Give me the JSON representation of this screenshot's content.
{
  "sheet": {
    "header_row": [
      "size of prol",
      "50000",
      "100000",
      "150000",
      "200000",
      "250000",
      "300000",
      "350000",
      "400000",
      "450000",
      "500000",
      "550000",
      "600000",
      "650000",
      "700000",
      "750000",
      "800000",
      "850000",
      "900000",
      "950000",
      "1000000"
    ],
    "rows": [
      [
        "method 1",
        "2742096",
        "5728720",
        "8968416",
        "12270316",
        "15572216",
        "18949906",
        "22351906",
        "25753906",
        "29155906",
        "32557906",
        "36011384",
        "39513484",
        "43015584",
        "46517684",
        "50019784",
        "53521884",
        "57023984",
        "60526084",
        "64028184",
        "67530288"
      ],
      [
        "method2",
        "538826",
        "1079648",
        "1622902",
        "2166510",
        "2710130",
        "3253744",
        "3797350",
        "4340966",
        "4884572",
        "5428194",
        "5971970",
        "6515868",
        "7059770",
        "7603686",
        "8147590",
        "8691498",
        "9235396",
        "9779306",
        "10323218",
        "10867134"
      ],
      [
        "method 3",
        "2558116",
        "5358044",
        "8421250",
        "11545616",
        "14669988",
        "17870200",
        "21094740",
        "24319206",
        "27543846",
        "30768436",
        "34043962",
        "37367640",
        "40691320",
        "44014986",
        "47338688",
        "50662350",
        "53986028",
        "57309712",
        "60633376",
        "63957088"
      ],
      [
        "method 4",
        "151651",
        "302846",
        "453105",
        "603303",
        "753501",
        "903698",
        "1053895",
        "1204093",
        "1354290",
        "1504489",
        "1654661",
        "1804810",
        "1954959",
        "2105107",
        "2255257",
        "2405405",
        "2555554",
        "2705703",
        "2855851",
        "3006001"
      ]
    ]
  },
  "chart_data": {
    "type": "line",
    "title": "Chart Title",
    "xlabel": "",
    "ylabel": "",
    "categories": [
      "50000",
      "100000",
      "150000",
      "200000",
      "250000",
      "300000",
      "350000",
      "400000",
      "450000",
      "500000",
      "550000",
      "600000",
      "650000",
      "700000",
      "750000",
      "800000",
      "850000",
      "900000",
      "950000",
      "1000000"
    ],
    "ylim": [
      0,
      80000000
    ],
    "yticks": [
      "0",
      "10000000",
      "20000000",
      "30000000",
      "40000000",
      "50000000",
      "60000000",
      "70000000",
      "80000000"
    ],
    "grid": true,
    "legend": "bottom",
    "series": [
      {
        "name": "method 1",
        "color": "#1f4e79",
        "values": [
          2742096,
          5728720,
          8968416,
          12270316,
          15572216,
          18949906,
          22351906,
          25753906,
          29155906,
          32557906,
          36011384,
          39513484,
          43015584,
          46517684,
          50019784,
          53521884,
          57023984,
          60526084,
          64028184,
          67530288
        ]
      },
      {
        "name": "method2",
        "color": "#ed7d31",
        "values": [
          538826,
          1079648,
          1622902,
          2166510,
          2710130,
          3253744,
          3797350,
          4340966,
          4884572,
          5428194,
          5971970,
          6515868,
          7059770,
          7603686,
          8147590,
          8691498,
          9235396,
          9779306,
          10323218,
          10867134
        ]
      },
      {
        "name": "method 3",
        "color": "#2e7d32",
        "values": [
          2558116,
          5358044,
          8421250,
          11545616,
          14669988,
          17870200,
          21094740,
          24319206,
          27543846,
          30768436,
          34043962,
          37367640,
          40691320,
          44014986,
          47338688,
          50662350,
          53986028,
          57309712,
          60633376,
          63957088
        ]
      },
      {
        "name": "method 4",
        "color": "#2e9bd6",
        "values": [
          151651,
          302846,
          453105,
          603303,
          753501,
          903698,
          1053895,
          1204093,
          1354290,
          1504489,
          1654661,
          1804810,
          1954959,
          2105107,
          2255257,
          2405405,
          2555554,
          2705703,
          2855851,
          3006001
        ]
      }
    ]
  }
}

> Given task: Show, from the listing above, each line that contains the word "color".

> Written response:
        "color": "#1f4e79",
        "color": "#ed7d31",
        "color": "#2e7d32",
        "color": "#2e9bd6",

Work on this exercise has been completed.